Labeled box records
---------------

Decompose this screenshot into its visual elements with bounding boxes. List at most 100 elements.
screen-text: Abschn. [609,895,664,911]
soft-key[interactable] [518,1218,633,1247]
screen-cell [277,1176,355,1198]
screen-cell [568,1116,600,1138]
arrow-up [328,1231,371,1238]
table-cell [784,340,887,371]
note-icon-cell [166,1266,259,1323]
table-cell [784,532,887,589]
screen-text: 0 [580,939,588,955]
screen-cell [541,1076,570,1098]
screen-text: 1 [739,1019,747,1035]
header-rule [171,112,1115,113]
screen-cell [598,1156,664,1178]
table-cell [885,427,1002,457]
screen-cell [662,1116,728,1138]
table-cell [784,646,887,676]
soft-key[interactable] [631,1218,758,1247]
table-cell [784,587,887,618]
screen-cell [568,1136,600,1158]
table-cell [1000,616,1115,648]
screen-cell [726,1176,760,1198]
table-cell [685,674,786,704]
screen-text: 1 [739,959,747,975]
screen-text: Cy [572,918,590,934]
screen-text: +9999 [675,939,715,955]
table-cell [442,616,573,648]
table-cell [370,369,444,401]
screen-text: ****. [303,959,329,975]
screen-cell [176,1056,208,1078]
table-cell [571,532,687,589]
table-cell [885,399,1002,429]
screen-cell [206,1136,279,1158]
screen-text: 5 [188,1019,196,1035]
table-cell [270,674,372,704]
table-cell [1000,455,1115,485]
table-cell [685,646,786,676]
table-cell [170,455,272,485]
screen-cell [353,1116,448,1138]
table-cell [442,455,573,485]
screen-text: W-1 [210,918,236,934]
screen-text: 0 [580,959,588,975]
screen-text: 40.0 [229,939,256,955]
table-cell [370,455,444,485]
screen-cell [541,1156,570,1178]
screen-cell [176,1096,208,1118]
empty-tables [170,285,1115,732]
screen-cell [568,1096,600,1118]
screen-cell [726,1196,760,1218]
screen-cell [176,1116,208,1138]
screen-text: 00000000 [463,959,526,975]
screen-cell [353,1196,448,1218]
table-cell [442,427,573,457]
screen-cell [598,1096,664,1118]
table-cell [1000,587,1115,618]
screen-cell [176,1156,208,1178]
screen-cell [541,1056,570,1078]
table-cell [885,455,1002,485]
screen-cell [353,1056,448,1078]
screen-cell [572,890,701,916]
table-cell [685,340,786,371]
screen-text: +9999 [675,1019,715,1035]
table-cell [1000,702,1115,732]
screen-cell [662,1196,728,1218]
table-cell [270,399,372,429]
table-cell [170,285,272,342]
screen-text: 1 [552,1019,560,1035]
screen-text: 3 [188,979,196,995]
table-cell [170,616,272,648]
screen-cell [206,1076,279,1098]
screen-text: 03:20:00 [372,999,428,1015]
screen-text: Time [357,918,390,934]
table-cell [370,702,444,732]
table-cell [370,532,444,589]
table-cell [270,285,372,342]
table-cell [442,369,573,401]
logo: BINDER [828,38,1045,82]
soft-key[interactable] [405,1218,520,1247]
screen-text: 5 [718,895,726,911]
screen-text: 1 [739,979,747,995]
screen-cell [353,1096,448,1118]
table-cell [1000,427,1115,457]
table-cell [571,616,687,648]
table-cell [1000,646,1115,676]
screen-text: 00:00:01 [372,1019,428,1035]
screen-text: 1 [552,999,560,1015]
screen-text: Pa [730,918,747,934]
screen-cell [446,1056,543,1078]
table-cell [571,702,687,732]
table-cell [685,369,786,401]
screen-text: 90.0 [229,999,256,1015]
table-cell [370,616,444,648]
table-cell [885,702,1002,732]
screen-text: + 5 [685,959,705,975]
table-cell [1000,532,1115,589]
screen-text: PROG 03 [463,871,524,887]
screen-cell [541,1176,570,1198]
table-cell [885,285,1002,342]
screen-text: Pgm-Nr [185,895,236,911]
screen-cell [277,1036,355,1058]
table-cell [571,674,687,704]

---------------

**Problem details**
Swap "soft-key" for "button" throughout these lines, and reproduce the lines with nothing else altered.

**Solution for this exercise**
Decompose this screenshot into its visual elements with bounding boxes. List at most 100 elements.
screen-text: Abschn. [609,895,664,911]
button[interactable] [518,1218,633,1247]
screen-cell [277,1176,355,1198]
screen-cell [568,1116,600,1138]
arrow-up [328,1231,371,1238]
table-cell [784,340,887,371]
note-icon-cell [166,1266,259,1323]
table-cell [784,532,887,589]
screen-text: 0 [580,939,588,955]
screen-cell [541,1076,570,1098]
screen-text: 1 [739,1019,747,1035]
header-rule [171,112,1115,113]
screen-cell [598,1156,664,1178]
table-cell [885,427,1002,457]
screen-cell [662,1116,728,1138]
table-cell [784,646,887,676]
button[interactable] [631,1218,758,1247]
table-cell [784,587,887,618]
screen-cell [568,1136,600,1158]
table-cell [1000,616,1115,648]
screen-cell [726,1176,760,1198]
table-cell [685,674,786,704]
screen-text: 1 [739,959,747,975]
screen-text: Cy [572,918,590,934]
screen-text: +9999 [675,939,715,955]
table-cell [442,616,573,648]
table-cell [370,369,444,401]
screen-text: ****. [303,959,329,975]
screen-cell [176,1056,208,1078]
table-cell [571,532,687,589]
table-cell [885,399,1002,429]
screen-cell [206,1136,279,1158]
screen-text: 5 [188,1019,196,1035]
table-cell [270,674,372,704]
table-cell [1000,455,1115,485]
table-cell [685,646,786,676]
table-cell [170,455,272,485]
screen-cell [353,1116,448,1138]
table-cell [442,455,573,485]
screen-text: W-1 [210,918,236,934]
screen-text: 0 [580,959,588,975]
screen-text: 40.0 [229,939,256,955]
table-cell [370,455,444,485]
screen-cell [541,1156,570,1178]
screen-cell [176,1096,208,1118]
empty-tables [170,285,1115,732]
screen-cell [568,1096,600,1118]
screen-cell [726,1196,760,1218]
screen-cell [176,1116,208,1138]
screen-text: 00000000 [463,959,526,975]
screen-cell [353,1196,448,1218]
table-cell [442,427,573,457]
screen-cell [598,1096,664,1118]
table-cell [1000,587,1115,618]
screen-cell [176,1156,208,1178]
screen-cell [541,1056,570,1078]
table-cell [885,455,1002,485]
screen-cell [353,1056,448,1078]
screen-cell [572,890,701,916]
table-cell [685,340,786,371]
screen-text: +9999 [675,1019,715,1035]
table-cell [1000,702,1115,732]
screen-cell [662,1196,728,1218]
table-cell [270,399,372,429]
table-cell [170,285,272,342]
screen-text: 1 [552,1019,560,1035]
screen-text: 3 [188,979,196,995]
table-cell [170,616,272,648]
screen-cell [206,1076,279,1098]
screen-text: 03:20:00 [372,999,428,1015]
screen-text: Time [357,918,390,934]
table-cell [370,702,444,732]
table-cell [370,532,444,589]
table-cell [270,285,372,342]
table-cell [442,369,573,401]
logo: BINDER [828,38,1045,82]
button[interactable] [405,1218,520,1247]
screen-text: 5 [718,895,726,911]
screen-text: 1 [739,979,747,995]
screen-cell [353,1096,448,1118]
table-cell [1000,427,1115,457]
table-cell [571,616,687,648]
table-cell [1000,646,1115,676]
screen-text: 00:00:01 [372,1019,428,1035]
screen-text: 1 [552,999,560,1015]
screen-text: Pa [730,918,747,934]
screen-cell [446,1056,543,1078]
table-cell [571,702,687,732]
table-cell [685,369,786,401]
screen-text: 90.0 [229,999,256,1015]
table-cell [370,616,444,648]
table-cell [885,702,1002,732]
screen-text: + 5 [685,959,705,975]
table-cell [1000,532,1115,589]
screen-text: PROG 03 [463,871,524,887]
screen-cell [541,1176,570,1198]
table-cell [885,285,1002,342]
screen-text: Pgm-Nr [185,895,236,911]
screen-cell [277,1036,355,1058]
table-cell [571,674,687,704]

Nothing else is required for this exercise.